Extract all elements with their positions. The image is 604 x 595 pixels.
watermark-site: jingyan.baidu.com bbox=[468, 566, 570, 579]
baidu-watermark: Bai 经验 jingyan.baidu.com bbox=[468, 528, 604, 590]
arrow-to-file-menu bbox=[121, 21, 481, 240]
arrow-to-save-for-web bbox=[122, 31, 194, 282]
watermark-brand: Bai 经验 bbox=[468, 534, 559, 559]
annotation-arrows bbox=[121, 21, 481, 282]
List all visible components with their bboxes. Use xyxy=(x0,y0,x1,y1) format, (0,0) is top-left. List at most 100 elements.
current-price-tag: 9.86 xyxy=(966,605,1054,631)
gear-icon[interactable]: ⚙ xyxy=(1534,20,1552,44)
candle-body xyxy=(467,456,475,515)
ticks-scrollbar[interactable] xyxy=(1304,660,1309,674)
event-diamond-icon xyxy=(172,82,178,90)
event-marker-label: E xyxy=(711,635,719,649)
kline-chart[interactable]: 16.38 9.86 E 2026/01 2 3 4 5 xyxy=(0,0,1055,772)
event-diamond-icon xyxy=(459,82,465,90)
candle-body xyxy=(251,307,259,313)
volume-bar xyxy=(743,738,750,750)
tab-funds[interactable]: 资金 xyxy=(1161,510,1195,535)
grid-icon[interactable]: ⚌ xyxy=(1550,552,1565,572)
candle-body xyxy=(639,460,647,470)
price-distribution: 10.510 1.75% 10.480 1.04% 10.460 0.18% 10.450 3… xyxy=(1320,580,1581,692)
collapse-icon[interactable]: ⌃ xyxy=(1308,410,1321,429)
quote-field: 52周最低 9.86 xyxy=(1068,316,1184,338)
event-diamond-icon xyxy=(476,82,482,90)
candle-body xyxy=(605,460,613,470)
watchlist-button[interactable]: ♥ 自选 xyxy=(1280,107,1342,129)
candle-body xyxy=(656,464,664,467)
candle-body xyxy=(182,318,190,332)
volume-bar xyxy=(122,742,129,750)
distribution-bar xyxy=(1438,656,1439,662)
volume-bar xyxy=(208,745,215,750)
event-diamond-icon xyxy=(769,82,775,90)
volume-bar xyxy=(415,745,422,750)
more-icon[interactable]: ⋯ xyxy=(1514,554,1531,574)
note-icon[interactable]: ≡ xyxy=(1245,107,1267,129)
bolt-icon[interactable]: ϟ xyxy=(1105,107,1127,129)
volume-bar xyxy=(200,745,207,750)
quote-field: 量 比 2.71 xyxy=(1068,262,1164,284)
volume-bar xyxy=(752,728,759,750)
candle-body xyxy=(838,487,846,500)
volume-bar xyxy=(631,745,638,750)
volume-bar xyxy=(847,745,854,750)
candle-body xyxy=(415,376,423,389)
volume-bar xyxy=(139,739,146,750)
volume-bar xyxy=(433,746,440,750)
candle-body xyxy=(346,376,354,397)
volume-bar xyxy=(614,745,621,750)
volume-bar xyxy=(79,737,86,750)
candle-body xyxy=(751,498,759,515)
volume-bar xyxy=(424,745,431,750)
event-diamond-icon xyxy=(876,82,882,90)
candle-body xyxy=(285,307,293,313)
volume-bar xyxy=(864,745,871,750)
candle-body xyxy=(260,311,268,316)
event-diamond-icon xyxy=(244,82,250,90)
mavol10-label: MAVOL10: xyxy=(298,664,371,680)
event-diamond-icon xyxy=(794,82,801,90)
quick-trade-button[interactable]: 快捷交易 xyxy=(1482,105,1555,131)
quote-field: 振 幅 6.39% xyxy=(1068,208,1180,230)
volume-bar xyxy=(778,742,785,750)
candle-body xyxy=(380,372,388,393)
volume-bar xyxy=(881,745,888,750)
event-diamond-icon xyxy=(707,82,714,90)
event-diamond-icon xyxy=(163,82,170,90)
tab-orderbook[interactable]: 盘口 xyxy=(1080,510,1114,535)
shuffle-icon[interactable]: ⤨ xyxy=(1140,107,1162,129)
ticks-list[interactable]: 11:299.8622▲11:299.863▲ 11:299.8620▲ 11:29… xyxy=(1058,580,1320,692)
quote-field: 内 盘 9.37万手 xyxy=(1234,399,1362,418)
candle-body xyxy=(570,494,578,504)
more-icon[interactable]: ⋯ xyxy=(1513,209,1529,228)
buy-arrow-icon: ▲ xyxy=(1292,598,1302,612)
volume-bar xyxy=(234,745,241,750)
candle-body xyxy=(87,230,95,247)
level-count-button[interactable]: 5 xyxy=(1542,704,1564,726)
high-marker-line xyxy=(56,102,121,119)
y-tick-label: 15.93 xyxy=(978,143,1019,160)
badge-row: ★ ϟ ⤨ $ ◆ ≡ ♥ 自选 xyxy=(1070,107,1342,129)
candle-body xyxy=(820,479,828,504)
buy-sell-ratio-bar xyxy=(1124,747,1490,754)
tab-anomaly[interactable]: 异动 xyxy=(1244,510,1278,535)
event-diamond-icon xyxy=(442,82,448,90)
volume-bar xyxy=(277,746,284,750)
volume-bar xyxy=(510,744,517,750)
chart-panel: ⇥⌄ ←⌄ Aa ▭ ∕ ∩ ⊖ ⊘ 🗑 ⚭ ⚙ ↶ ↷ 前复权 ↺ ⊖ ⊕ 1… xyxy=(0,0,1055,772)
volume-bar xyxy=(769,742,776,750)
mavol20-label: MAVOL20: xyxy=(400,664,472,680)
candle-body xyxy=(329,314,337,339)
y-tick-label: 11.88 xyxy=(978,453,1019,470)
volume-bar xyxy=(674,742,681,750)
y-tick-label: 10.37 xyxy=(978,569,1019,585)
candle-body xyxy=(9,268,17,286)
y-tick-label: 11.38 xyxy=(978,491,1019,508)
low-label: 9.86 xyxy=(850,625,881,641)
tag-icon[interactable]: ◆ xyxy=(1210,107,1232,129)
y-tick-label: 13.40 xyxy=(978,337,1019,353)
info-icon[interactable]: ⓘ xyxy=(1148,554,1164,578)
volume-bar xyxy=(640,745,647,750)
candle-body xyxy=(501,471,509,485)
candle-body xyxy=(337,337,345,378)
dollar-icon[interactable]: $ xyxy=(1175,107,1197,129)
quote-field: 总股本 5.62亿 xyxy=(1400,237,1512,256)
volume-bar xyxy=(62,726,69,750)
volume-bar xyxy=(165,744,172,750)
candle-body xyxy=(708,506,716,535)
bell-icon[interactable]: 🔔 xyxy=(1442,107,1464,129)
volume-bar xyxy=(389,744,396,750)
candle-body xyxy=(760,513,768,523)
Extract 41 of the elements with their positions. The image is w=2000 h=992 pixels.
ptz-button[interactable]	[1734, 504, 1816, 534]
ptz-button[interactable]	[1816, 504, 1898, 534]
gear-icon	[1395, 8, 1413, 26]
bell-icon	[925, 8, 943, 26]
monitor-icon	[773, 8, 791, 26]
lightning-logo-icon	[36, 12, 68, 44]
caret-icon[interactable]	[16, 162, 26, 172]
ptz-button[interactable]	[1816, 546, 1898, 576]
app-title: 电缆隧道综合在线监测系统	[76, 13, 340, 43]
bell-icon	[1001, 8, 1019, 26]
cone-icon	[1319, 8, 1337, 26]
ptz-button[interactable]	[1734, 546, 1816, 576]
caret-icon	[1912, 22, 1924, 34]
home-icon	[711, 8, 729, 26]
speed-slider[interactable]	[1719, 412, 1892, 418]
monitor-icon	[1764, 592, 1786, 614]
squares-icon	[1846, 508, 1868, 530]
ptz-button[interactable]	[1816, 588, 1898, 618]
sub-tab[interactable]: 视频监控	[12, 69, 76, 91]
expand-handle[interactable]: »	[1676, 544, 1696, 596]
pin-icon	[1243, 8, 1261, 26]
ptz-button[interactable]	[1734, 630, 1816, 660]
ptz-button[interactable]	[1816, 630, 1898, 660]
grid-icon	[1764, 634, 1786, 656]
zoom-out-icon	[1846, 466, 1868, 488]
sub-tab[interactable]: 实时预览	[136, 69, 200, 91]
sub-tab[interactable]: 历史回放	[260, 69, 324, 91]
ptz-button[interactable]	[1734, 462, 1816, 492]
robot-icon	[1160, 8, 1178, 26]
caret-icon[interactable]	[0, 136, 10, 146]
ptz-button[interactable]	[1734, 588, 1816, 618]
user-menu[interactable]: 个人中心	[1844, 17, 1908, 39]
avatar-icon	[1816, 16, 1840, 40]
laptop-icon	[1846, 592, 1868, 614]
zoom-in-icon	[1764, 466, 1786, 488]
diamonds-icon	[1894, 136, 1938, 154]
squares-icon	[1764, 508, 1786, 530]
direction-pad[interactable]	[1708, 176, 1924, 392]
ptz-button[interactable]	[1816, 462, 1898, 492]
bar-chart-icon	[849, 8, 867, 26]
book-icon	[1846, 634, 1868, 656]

## Instruction
Copy the material from its first line through the line containing "tab-funds[interactable]: 资金 xyxy=(1161,510,1195,535)", replacing "event-diamond-icon" with "event-marker-icon" and changing nothing else.

## Exercise solution
Extract all elements with their positions. The image is 604 x 595 pixels.
watermark-site: jingyan.baidu.com bbox=[468, 566, 570, 579]
baidu-watermark: Bai 经验 jingyan.baidu.com bbox=[468, 528, 604, 590]
arrow-to-file-menu bbox=[121, 21, 481, 240]
arrow-to-save-for-web bbox=[122, 31, 194, 282]
watermark-brand: Bai 经验 bbox=[468, 534, 559, 559]
annotation-arrows bbox=[121, 21, 481, 282]
List all visible components with their bboxes. Use xyxy=(x0,y0,x1,y1) format, (0,0) is top-left. List at most 100 elements.
current-price-tag: 9.86 xyxy=(966,605,1054,631)
gear-icon[interactable]: ⚙ xyxy=(1534,20,1552,44)
candle-body xyxy=(467,456,475,515)
ticks-scrollbar[interactable] xyxy=(1304,660,1309,674)
event-marker-icon xyxy=(172,82,178,90)
event-marker-label: E xyxy=(711,635,719,649)
kline-chart[interactable]: 16.38 9.86 E 2026/01 2 3 4 5 xyxy=(0,0,1055,772)
event-marker-icon xyxy=(459,82,465,90)
candle-body xyxy=(251,307,259,313)
volume-bar xyxy=(743,738,750,750)
tab-funds[interactable]: 资金 xyxy=(1161,510,1195,535)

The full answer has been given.